*DO THIS:* Lines containing the word "true" should be extracted in full.

======

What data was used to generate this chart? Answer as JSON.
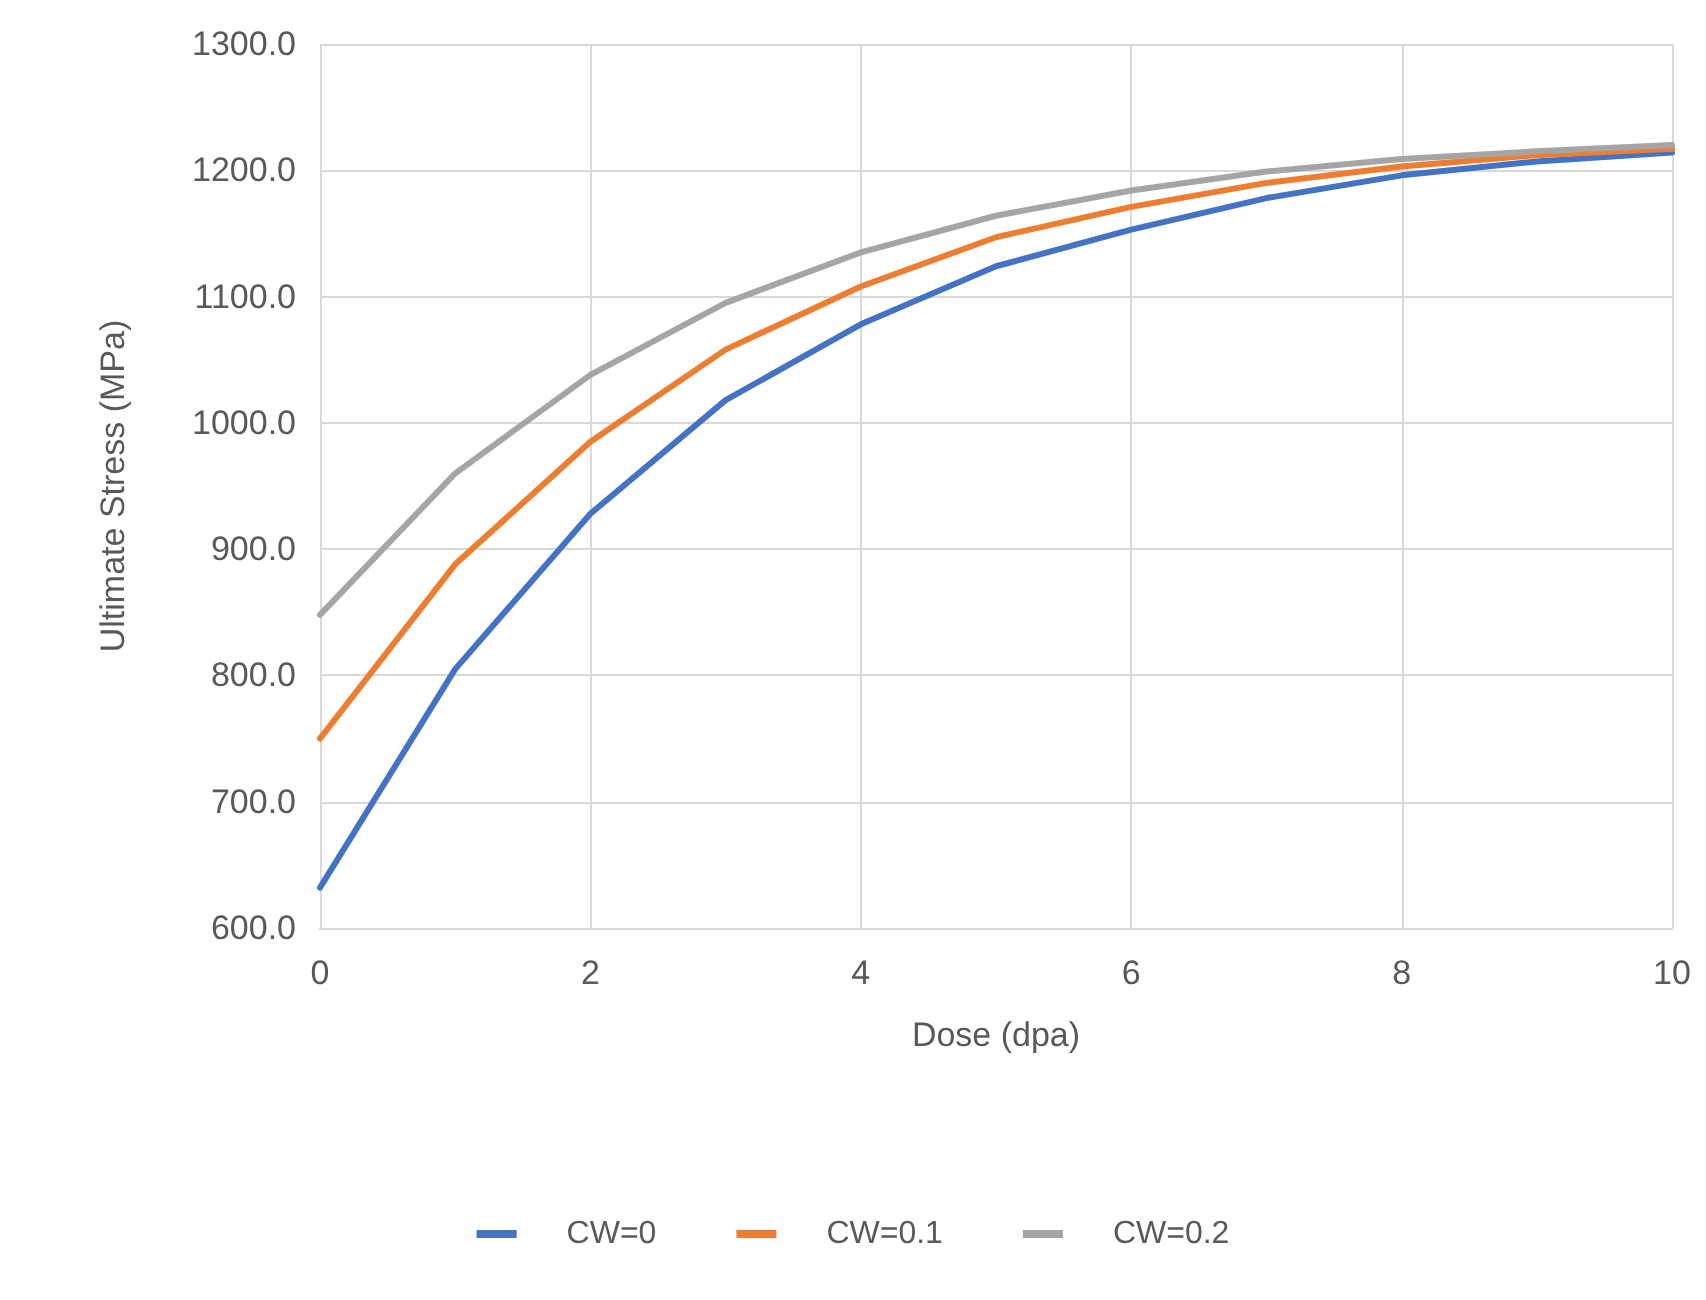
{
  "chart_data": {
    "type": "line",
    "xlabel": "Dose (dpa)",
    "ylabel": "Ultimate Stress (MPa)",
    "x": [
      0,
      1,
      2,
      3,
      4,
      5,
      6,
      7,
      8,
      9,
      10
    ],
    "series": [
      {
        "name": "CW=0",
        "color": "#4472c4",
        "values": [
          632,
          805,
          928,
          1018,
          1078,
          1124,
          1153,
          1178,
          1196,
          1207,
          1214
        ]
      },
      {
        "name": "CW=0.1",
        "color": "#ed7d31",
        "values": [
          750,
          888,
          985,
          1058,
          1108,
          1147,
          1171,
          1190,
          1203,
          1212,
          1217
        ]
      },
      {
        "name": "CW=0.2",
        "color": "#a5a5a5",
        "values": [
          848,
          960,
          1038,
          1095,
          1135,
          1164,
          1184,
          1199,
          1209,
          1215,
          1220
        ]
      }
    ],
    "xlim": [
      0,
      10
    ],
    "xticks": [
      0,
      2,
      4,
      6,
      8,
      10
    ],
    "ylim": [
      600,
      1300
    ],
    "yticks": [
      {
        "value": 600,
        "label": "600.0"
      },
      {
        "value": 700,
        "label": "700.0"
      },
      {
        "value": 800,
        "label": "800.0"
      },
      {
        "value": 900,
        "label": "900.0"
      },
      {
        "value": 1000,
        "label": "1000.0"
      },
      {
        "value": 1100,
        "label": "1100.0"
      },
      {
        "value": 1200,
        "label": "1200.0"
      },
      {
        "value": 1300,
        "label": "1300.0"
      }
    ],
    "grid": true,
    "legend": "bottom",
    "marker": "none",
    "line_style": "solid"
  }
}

======

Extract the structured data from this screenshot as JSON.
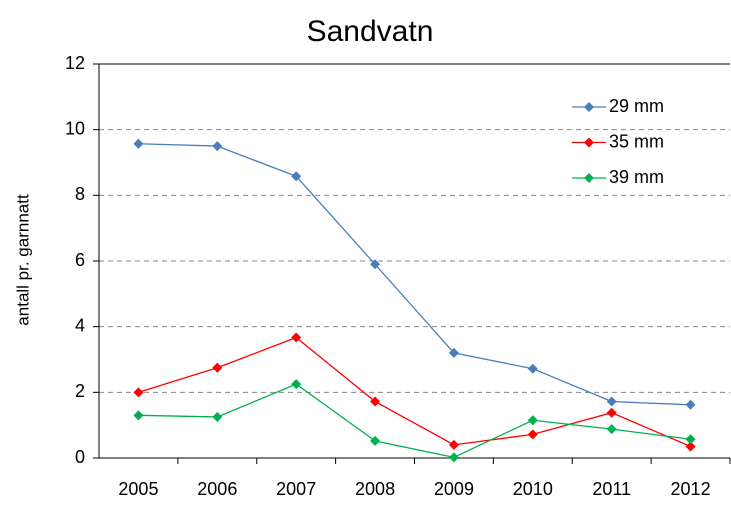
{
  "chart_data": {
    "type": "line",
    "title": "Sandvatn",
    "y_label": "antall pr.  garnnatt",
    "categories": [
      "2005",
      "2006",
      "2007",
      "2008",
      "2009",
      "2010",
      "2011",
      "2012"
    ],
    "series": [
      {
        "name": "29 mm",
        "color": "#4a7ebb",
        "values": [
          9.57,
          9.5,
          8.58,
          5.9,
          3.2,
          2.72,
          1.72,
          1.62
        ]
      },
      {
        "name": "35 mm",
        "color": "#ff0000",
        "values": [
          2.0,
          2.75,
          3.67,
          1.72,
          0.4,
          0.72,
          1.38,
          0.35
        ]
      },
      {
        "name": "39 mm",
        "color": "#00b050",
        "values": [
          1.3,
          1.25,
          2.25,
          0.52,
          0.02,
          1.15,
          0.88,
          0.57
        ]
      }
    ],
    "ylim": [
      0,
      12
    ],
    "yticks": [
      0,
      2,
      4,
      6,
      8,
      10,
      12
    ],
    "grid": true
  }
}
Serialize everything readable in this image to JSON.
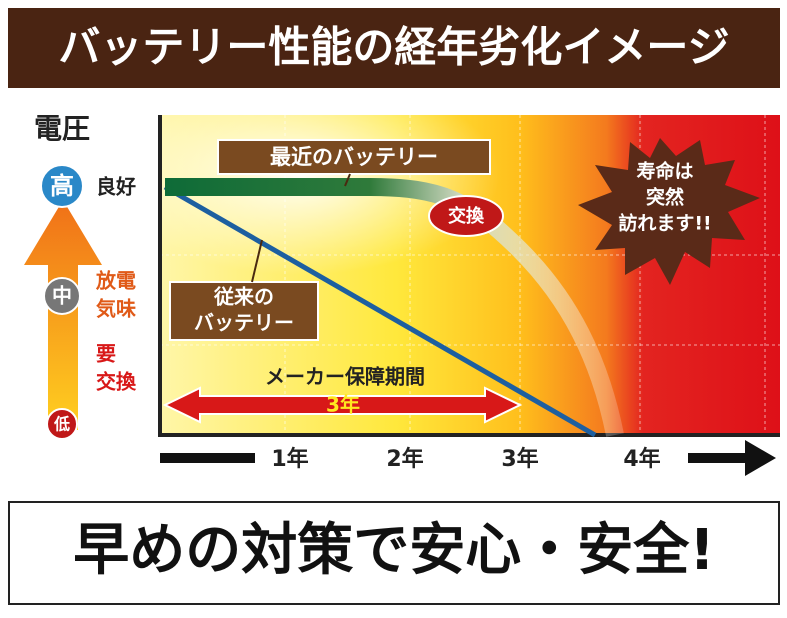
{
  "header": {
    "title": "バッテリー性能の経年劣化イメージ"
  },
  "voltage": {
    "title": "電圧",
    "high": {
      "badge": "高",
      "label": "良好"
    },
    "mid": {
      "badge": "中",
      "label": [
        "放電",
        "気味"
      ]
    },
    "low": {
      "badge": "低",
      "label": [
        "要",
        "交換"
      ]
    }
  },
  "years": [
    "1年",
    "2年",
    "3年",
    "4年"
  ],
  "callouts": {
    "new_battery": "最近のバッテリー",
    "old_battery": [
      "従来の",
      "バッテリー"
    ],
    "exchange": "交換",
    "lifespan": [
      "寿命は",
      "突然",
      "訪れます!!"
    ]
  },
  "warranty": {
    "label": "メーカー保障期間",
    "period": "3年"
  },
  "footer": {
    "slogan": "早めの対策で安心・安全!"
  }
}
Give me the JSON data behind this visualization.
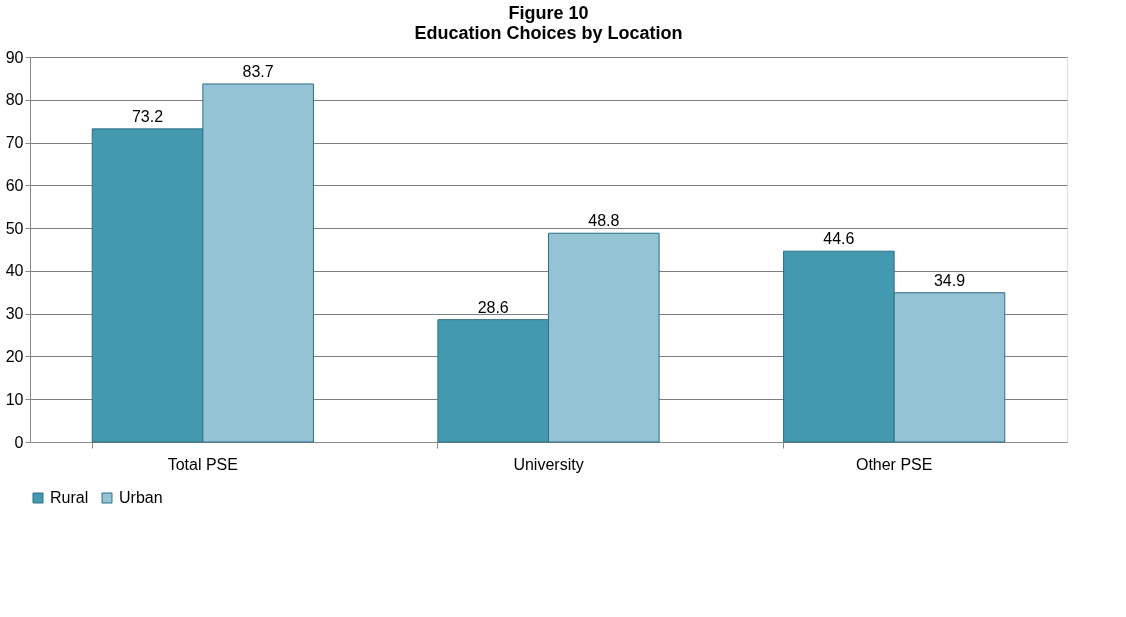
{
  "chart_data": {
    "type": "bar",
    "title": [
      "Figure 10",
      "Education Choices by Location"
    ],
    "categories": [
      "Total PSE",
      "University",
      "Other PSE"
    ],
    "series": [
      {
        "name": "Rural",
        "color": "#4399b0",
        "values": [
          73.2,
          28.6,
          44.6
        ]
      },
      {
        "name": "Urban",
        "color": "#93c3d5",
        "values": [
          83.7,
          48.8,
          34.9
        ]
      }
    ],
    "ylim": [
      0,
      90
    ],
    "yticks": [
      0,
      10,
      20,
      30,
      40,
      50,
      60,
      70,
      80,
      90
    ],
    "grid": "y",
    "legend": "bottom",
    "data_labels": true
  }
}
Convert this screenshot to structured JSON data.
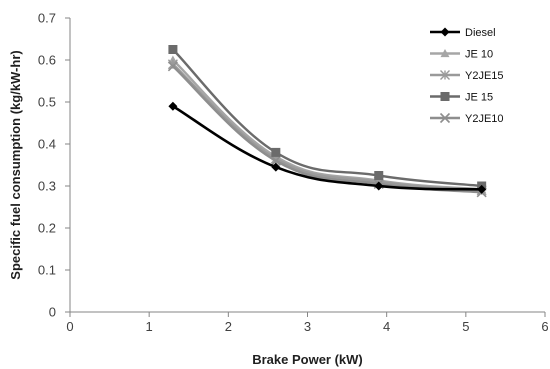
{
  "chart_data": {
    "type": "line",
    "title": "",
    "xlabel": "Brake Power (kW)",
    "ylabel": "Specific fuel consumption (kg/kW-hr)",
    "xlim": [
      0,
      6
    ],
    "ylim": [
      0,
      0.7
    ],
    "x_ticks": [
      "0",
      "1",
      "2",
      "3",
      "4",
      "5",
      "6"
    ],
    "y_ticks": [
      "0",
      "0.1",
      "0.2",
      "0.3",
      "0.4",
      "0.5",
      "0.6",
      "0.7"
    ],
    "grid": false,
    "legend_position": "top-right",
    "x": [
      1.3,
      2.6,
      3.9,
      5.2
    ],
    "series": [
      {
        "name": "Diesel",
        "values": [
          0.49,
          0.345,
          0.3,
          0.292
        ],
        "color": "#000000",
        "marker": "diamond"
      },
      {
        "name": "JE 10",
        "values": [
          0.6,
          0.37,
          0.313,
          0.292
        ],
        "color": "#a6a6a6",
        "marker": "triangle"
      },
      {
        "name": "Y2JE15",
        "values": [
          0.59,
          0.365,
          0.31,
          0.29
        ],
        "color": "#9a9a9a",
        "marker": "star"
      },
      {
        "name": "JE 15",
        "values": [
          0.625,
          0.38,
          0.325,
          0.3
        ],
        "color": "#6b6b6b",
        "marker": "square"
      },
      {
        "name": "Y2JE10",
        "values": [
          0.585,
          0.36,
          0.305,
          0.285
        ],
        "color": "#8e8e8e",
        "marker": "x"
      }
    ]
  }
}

======

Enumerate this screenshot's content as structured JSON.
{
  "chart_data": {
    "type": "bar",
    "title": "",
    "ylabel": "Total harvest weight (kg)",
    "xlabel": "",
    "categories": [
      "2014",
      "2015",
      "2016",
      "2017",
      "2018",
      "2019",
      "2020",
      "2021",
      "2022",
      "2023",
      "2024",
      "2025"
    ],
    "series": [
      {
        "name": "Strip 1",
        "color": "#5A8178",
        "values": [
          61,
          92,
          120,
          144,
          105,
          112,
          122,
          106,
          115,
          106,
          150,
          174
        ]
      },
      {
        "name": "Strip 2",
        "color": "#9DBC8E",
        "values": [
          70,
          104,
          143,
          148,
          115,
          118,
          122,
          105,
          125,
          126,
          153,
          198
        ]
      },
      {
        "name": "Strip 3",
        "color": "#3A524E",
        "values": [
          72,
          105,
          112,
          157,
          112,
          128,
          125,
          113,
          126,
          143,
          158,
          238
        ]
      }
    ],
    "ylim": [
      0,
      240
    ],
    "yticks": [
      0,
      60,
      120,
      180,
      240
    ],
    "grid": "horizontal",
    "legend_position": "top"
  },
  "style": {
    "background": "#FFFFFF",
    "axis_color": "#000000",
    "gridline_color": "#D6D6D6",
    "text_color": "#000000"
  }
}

======

*EXERCISE OUTPUT:*
    "grid": true,
    "grid": true
    "data_labels": true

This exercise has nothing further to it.